Chart and figure data:

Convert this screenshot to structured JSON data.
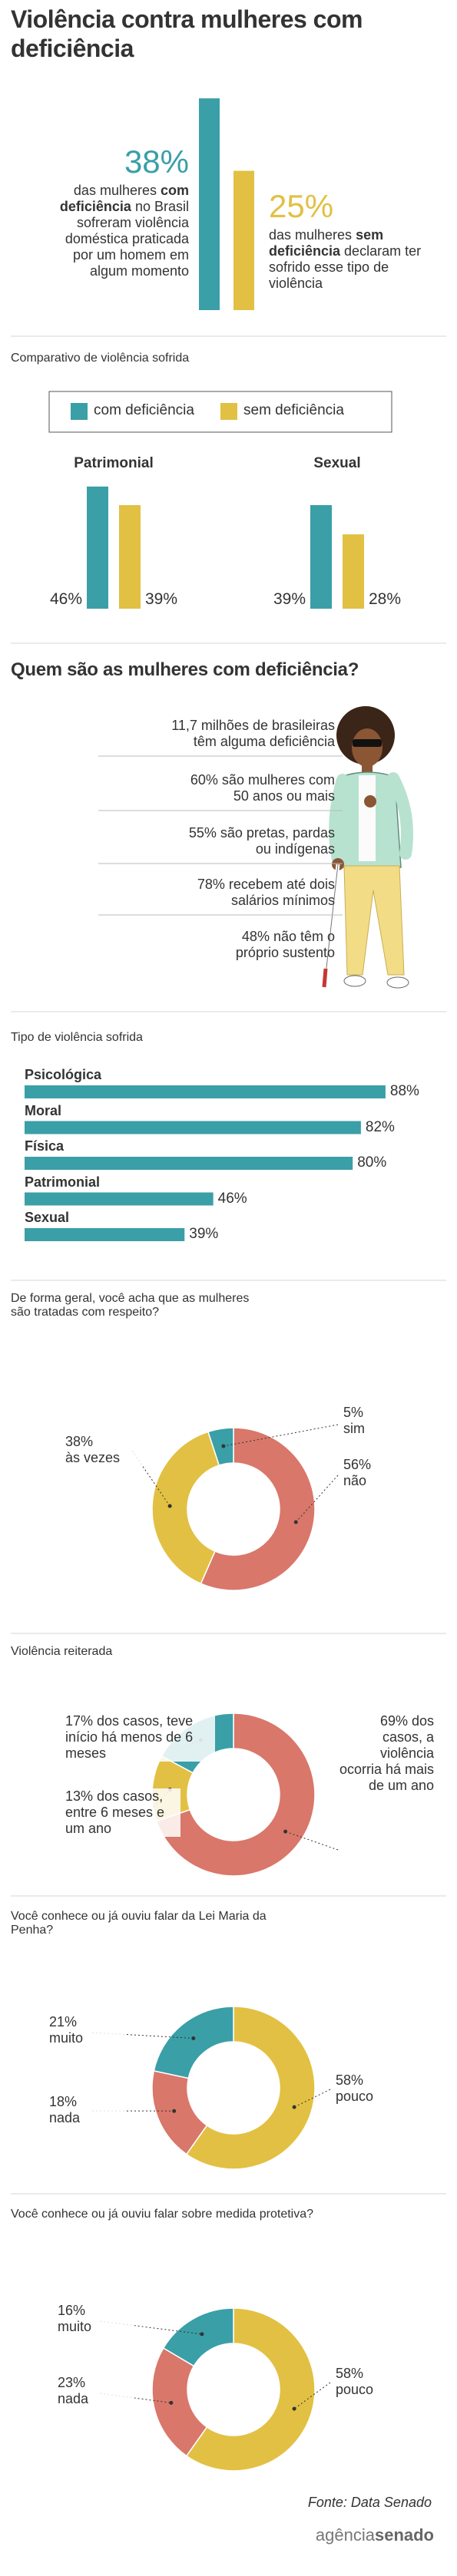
{
  "header": {
    "title": "Violência contra mulheres com deficiência"
  },
  "chart_data": [
    {
      "type": "bar",
      "values": [
        38,
        25
      ],
      "value_labels": [
        "38%",
        "25%"
      ],
      "colors": [
        "#3a9fa7",
        "#e2c043"
      ],
      "descriptions": [
        [
          "das mulheres ",
          "com deficiência",
          " no Brasil sofreram violência doméstica praticada por um homem em algum momento"
        ],
        [
          "das mulheres ",
          "sem deficiência",
          " declaram ter sofrido esse tipo de violência"
        ]
      ]
    },
    {
      "type": "bar",
      "title": "Comparativo de violência sofrida",
      "categories": [
        "Patrimonial",
        "Sexual"
      ],
      "series": [
        {
          "name": "com deficiência",
          "color": "#3a9fa7",
          "values": [
            46,
            39
          ],
          "value_labels": [
            "46%",
            "39%"
          ]
        },
        {
          "name": "sem deficiência",
          "color": "#e2c043",
          "values": [
            39,
            28
          ],
          "value_labels": [
            "39%",
            "28%"
          ]
        }
      ]
    },
    {
      "type": "barh",
      "title": "Tipo de violência sofrida",
      "categories": [
        "Psicológica",
        "Moral",
        "Física",
        "Patrimonial",
        "Sexual"
      ],
      "values": [
        88,
        82,
        80,
        46,
        39
      ],
      "value_labels": [
        "88%",
        "82%",
        "80%",
        "46%",
        "39%"
      ],
      "color": "#3a9fa7"
    },
    {
      "type": "donut",
      "title": "De forma geral, você acha que as mulheres são tratadas com respeito?",
      "categories": [
        "não",
        "às vezes",
        "sim"
      ],
      "values": [
        56,
        38,
        5
      ],
      "value_labels": [
        "56%",
        "38%",
        "5%"
      ],
      "colors": [
        "#d9776a",
        "#e2c043",
        "#3a9fa7"
      ]
    },
    {
      "type": "donut",
      "title": "Violência reiterada",
      "categories": [
        "dos casos, a violência ocorria há mais de um ano",
        "dos casos, entre 6 meses e um ano",
        "dos casos, teve início há menos de 6 meses"
      ],
      "values": [
        69,
        13,
        17
      ],
      "value_labels": [
        "69%",
        "13%",
        "17%"
      ],
      "colors": [
        "#d9776a",
        "#e2c043",
        "#3a9fa7"
      ]
    },
    {
      "type": "donut",
      "title": "Você conhece ou já ouviu falar da Lei Maria da Penha?",
      "categories": [
        "pouco",
        "nada",
        "muito"
      ],
      "values": [
        58,
        18,
        21
      ],
      "value_labels": [
        "58%",
        "18%",
        "21%"
      ],
      "colors": [
        "#e2c043",
        "#d9776a",
        "#3a9fa7"
      ]
    },
    {
      "type": "donut",
      "title": "Você conhece ou já ouviu falar sobre medida protetiva?",
      "categories": [
        "pouco",
        "nada",
        "muito"
      ],
      "values": [
        58,
        23,
        16
      ],
      "value_labels": [
        "58%",
        "23%",
        "16%"
      ],
      "colors": [
        "#e2c043",
        "#d9776a",
        "#3a9fa7"
      ]
    }
  ],
  "profile": {
    "title": "Quem são as mulheres com deficiência?",
    "items": [
      [
        "11,7 milhões de brasileiras",
        "têm alguma deficiência"
      ],
      [
        "60% são mulheres com",
        "50 anos ou mais"
      ],
      [
        "55% são pretas, pardas",
        "ou indígenas"
      ],
      [
        "78% recebem até dois",
        "salários mínimos"
      ],
      [
        "48% não têm o",
        "próprio sustento"
      ]
    ]
  },
  "source": "Fonte: Data Senado",
  "logo": [
    "agência",
    "senado"
  ]
}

**Task prompt**
Without including any pictures, print each record exactly.

**Answer to this problem**
Convert this screenshot to structured JSON data.
{
  "header": {
    "title": "Violência contra mulheres com deficiência"
  },
  "chart_data": [
    {
      "type": "bar",
      "values": [
        38,
        25
      ],
      "value_labels": [
        "38%",
        "25%"
      ],
      "colors": [
        "#3a9fa7",
        "#e2c043"
      ],
      "descriptions": [
        [
          "das mulheres ",
          "com deficiência",
          " no Brasil sofreram violência doméstica praticada por um homem em algum momento"
        ],
        [
          "das mulheres ",
          "sem deficiência",
          " declaram ter sofrido esse tipo de violência"
        ]
      ]
    },
    {
      "type": "bar",
      "title": "Comparativo de violência sofrida",
      "categories": [
        "Patrimonial",
        "Sexual"
      ],
      "series": [
        {
          "name": "com deficiência",
          "color": "#3a9fa7",
          "values": [
            46,
            39
          ],
          "value_labels": [
            "46%",
            "39%"
          ]
        },
        {
          "name": "sem deficiência",
          "color": "#e2c043",
          "values": [
            39,
            28
          ],
          "value_labels": [
            "39%",
            "28%"
          ]
        }
      ]
    },
    {
      "type": "barh",
      "title": "Tipo de violência sofrida",
      "categories": [
        "Psicológica",
        "Moral",
        "Física",
        "Patrimonial",
        "Sexual"
      ],
      "values": [
        88,
        82,
        80,
        46,
        39
      ],
      "value_labels": [
        "88%",
        "82%",
        "80%",
        "46%",
        "39%"
      ],
      "color": "#3a9fa7"
    },
    {
      "type": "donut",
      "title": "De forma geral, você acha que as mulheres são tratadas com respeito?",
      "categories": [
        "não",
        "às vezes",
        "sim"
      ],
      "values": [
        56,
        38,
        5
      ],
      "value_labels": [
        "56%",
        "38%",
        "5%"
      ],
      "colors": [
        "#d9776a",
        "#e2c043",
        "#3a9fa7"
      ]
    },
    {
      "type": "donut",
      "title": "Violência reiterada",
      "categories": [
        "dos casos, a violência ocorria há mais de um ano",
        "dos casos, entre 6 meses e um ano",
        "dos casos, teve início há menos de 6 meses"
      ],
      "values": [
        69,
        13,
        17
      ],
      "value_labels": [
        "69%",
        "13%",
        "17%"
      ],
      "colors": [
        "#d9776a",
        "#e2c043",
        "#3a9fa7"
      ]
    },
    {
      "type": "donut",
      "title": "Você conhece ou já ouviu falar da Lei Maria da Penha?",
      "categories": [
        "pouco",
        "nada",
        "muito"
      ],
      "values": [
        58,
        18,
        21
      ],
      "value_labels": [
        "58%",
        "18%",
        "21%"
      ],
      "colors": [
        "#e2c043",
        "#d9776a",
        "#3a9fa7"
      ]
    },
    {
      "type": "donut",
      "title": "Você conhece ou já ouviu falar sobre medida protetiva?",
      "categories": [
        "pouco",
        "nada",
        "muito"
      ],
      "values": [
        58,
        23,
        16
      ],
      "value_labels": [
        "58%",
        "23%",
        "16%"
      ],
      "colors": [
        "#e2c043",
        "#d9776a",
        "#3a9fa7"
      ]
    }
  ],
  "profile": {
    "title": "Quem são as mulheres com deficiência?",
    "items": [
      [
        "11,7 milhões de brasileiras",
        "têm alguma deficiência"
      ],
      [
        "60% são mulheres com",
        "50 anos ou mais"
      ],
      [
        "55% são pretas, pardas",
        "ou indígenas"
      ],
      [
        "78% recebem até dois",
        "salários mínimos"
      ],
      [
        "48% não têm o",
        "próprio sustento"
      ]
    ]
  },
  "source": "Fonte: Data Senado",
  "logo": [
    "agência",
    "senado"
  ]
}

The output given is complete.